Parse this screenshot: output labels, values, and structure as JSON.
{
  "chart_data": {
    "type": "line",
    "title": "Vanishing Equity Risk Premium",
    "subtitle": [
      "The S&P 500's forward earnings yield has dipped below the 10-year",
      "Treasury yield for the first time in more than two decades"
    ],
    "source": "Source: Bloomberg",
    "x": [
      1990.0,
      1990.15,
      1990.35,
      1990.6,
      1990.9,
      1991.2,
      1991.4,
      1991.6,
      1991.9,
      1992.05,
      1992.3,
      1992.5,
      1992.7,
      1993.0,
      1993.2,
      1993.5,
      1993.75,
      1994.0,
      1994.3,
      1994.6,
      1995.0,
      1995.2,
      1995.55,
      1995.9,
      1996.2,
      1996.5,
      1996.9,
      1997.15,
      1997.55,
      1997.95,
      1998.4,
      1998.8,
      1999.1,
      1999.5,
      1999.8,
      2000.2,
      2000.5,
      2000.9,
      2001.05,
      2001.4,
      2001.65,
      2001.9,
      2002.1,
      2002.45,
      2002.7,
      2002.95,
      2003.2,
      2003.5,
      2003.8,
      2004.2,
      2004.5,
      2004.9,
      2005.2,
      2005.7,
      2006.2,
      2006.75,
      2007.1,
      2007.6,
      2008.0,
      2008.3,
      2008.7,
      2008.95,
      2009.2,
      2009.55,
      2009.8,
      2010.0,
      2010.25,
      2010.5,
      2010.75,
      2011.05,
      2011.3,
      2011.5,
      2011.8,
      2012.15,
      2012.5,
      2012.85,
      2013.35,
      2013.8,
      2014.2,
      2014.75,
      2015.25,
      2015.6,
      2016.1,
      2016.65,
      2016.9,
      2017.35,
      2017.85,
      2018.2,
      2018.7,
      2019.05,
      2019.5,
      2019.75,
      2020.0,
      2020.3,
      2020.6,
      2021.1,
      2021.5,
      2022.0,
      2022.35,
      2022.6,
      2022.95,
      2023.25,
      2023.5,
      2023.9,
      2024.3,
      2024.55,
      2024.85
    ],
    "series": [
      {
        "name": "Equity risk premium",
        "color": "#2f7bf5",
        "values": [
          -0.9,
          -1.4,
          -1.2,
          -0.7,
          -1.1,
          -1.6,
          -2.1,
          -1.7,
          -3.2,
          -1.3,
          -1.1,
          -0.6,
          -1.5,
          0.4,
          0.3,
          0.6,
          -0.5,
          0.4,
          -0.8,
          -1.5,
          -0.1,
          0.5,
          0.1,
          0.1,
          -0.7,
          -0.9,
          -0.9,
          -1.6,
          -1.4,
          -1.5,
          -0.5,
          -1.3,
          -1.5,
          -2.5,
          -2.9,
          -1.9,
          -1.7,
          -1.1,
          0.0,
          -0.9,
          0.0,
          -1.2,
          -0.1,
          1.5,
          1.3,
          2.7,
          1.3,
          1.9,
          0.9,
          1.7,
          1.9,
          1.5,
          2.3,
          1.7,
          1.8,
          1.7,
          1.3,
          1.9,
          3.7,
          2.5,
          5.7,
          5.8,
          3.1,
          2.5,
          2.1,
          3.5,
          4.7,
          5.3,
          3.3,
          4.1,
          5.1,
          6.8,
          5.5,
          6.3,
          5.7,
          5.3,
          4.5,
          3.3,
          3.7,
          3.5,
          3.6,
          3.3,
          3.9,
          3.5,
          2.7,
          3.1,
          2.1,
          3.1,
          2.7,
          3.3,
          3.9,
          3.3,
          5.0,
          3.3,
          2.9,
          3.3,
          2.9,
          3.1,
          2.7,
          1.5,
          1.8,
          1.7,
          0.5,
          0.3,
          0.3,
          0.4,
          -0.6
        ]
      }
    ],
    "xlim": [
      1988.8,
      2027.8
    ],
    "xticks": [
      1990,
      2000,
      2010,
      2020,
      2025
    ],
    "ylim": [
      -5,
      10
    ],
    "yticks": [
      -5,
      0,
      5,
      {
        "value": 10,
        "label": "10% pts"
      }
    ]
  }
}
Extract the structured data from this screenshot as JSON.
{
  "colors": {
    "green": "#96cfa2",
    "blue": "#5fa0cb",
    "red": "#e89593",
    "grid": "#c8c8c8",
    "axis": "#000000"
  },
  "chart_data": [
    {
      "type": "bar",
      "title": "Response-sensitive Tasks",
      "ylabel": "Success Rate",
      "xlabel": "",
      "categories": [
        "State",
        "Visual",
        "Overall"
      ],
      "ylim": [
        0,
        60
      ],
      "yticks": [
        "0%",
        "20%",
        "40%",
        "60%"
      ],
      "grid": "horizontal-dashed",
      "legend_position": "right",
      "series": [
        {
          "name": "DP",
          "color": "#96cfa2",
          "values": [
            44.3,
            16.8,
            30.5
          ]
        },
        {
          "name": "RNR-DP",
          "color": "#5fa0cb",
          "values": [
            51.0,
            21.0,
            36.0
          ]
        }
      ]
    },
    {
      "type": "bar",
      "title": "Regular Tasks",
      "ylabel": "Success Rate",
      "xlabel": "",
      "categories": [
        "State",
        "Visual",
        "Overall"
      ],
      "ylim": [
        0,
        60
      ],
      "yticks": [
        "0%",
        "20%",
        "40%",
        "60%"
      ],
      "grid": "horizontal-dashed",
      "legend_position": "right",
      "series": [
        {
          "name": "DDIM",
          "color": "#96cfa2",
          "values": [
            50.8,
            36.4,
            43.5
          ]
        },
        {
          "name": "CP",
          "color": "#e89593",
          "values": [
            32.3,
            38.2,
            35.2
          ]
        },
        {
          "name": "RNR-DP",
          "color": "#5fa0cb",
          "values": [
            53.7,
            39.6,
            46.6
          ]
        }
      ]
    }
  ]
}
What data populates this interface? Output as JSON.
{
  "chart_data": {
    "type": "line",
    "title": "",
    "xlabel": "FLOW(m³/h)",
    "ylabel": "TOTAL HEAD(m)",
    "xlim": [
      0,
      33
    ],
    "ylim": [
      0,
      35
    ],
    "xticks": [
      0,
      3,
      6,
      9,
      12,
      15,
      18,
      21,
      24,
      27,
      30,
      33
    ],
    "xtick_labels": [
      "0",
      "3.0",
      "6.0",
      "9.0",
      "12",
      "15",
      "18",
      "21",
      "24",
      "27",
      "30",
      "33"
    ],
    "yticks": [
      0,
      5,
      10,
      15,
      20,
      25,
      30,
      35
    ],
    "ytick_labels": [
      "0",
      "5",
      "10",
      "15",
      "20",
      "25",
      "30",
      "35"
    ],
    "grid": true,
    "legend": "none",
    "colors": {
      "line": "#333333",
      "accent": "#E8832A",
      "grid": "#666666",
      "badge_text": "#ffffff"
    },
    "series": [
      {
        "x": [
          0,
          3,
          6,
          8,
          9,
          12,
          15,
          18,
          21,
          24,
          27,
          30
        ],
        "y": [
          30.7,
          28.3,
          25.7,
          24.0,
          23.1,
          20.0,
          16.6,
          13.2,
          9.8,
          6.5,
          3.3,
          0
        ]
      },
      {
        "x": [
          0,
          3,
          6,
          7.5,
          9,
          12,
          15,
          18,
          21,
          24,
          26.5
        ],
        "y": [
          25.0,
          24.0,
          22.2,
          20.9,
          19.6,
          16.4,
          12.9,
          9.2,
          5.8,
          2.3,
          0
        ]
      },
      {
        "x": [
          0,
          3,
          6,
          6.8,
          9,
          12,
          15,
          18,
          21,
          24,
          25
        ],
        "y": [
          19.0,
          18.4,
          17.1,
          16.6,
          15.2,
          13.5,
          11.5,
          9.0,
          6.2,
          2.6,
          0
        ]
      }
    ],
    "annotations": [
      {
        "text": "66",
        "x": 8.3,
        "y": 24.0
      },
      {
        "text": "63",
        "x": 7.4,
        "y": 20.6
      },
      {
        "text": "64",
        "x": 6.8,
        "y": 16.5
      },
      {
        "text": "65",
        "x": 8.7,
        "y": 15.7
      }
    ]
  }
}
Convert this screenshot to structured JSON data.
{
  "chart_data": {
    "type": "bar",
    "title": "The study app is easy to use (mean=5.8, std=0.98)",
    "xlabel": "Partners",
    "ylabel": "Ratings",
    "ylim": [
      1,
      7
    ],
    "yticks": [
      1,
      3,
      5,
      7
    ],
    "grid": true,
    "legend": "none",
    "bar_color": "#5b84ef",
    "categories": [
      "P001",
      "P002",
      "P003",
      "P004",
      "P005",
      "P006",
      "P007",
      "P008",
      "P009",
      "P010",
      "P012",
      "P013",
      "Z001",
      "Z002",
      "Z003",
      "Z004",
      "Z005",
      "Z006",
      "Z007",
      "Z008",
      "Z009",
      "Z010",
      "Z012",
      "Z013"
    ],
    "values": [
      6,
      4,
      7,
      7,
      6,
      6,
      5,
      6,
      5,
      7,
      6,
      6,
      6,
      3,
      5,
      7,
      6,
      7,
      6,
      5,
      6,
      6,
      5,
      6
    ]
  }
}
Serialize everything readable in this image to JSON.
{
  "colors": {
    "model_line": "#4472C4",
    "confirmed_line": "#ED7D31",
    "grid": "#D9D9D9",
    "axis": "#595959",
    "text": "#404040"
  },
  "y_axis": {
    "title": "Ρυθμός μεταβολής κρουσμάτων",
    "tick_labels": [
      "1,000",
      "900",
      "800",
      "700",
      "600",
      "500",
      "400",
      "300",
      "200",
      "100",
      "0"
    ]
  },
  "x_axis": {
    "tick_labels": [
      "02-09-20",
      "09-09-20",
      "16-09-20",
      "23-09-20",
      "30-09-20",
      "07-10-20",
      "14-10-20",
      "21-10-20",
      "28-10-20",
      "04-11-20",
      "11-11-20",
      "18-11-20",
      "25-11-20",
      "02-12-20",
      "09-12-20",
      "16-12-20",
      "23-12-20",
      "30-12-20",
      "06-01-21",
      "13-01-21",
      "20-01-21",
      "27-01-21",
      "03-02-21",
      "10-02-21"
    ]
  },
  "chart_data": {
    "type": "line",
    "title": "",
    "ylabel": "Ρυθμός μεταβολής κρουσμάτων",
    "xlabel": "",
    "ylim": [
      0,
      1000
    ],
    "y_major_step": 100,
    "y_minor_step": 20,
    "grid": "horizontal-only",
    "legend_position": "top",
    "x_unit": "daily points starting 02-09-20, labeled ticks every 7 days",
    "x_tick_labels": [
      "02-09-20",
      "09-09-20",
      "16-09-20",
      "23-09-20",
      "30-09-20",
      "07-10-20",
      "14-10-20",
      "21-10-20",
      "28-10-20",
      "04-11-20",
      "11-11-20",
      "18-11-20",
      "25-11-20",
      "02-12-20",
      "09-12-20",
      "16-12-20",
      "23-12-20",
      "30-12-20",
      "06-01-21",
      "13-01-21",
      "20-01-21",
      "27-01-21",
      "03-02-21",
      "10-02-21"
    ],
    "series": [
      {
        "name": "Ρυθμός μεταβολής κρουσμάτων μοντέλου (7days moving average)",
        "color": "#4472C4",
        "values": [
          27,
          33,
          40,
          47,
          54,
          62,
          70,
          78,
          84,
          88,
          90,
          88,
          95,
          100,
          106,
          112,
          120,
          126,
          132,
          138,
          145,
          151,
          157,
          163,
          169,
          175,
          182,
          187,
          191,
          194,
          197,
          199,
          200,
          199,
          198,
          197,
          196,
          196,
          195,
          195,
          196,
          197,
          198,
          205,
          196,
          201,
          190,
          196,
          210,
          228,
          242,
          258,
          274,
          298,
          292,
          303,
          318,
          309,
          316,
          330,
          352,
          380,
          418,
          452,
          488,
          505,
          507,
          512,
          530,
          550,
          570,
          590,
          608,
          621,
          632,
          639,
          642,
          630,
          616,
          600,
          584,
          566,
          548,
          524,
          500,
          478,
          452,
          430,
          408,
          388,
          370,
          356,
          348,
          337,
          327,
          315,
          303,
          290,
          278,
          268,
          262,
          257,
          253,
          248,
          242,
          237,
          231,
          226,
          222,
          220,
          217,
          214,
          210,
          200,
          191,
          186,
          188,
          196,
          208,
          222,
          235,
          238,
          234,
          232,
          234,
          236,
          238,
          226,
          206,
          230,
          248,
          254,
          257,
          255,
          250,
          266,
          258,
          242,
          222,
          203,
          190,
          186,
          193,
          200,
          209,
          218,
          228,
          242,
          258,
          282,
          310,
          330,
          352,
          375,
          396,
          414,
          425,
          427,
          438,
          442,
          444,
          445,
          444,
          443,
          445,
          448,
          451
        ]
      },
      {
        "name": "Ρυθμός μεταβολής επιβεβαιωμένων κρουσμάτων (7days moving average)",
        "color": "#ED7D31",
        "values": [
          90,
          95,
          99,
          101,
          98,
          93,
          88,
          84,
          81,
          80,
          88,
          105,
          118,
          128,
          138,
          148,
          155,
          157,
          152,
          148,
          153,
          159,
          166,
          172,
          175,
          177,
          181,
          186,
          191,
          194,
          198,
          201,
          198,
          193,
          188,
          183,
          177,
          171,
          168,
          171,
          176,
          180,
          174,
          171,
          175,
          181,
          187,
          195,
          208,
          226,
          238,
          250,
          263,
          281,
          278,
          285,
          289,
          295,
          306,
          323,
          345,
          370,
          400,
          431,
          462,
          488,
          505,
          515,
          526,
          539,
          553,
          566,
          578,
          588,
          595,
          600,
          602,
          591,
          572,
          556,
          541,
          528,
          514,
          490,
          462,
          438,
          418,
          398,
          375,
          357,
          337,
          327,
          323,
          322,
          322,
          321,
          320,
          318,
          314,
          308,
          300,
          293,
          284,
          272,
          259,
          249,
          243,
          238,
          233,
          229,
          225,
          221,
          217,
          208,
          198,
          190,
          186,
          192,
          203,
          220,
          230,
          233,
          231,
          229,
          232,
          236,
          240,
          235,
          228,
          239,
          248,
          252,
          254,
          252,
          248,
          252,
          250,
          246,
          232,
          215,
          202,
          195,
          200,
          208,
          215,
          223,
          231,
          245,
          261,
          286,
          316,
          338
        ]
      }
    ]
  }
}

REQUIRED WORK -
Select from the material above each line in which the string "moving" appears, and list those lines.

RESPONSE TO THE EXERCISE -
        "name": "Ρυθμός μεταβολής κρουσμάτων μοντέλου (7days moving average)",
        "name": "Ρυθμός μεταβολής επιβεβαιωμένων κρουσμάτων (7days moving average)",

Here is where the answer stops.